Task instructions: In the entries, find all lines that hold the word "Bitcoin" and copy them.

───

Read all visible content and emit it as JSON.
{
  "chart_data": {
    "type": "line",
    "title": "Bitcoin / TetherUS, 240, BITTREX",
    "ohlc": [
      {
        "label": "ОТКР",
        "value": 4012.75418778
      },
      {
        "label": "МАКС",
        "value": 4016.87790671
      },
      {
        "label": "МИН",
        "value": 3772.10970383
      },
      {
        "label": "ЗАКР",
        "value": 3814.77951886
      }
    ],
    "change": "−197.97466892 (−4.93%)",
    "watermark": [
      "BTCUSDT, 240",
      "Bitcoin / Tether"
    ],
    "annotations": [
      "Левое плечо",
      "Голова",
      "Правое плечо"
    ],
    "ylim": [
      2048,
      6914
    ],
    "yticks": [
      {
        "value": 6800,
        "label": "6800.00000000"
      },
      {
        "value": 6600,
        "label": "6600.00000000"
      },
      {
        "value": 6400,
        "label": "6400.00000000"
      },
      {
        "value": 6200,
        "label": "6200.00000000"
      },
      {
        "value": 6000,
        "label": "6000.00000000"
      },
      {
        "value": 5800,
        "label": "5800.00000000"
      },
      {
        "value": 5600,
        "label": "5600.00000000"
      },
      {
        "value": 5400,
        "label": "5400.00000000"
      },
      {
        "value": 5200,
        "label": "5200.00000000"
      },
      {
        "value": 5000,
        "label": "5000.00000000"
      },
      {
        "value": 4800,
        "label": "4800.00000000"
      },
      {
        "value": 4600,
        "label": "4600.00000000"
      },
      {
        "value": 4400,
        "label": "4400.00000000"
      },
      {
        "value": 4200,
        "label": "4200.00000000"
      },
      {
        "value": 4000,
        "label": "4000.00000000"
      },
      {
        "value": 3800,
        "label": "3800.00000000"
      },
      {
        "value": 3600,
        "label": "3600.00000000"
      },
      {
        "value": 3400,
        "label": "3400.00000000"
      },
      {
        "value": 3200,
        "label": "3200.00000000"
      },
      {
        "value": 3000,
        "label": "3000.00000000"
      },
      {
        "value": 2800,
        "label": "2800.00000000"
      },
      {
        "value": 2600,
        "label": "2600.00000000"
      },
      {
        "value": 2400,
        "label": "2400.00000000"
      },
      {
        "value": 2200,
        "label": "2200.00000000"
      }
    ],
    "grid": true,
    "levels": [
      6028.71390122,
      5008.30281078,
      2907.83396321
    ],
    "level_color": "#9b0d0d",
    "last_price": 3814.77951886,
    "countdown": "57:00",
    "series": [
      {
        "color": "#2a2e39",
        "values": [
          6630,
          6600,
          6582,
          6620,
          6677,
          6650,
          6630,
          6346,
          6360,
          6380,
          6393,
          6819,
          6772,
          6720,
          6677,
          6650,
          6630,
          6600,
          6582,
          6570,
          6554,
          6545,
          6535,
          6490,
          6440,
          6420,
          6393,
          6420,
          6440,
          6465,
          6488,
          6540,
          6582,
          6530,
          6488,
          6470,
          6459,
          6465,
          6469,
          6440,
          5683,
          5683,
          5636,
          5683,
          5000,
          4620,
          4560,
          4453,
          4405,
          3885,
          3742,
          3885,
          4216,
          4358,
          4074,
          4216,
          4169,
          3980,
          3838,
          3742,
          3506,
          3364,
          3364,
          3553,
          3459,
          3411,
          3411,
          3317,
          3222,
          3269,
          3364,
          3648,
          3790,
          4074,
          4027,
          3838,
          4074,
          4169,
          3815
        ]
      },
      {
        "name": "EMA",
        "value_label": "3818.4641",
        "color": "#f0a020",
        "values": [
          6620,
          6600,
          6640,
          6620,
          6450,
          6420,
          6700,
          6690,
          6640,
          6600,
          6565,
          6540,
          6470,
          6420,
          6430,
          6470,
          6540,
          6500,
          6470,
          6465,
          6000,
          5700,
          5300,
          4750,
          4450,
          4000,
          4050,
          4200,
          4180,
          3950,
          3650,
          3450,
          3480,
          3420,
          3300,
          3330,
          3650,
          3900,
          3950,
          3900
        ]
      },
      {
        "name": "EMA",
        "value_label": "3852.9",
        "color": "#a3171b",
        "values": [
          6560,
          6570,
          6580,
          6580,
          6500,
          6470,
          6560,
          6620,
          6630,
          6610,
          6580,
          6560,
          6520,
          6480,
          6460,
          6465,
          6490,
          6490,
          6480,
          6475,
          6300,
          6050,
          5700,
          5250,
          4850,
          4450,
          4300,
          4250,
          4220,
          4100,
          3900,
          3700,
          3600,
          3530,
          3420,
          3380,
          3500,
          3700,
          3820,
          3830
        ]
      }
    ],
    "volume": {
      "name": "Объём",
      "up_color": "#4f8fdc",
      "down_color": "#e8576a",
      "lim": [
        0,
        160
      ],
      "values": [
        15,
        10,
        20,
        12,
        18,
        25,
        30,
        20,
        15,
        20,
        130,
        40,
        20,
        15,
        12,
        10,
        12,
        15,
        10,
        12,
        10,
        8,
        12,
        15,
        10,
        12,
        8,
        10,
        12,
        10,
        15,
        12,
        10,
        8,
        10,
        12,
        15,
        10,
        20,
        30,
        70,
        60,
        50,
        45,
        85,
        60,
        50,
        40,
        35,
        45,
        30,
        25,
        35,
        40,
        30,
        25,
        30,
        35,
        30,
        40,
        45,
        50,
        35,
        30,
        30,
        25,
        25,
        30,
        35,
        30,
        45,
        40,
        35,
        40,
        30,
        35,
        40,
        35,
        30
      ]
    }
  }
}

───

Correct result:
    "title": "Bitcoin / TetherUS, 240, BITTREX",
      "Bitcoin / Tether"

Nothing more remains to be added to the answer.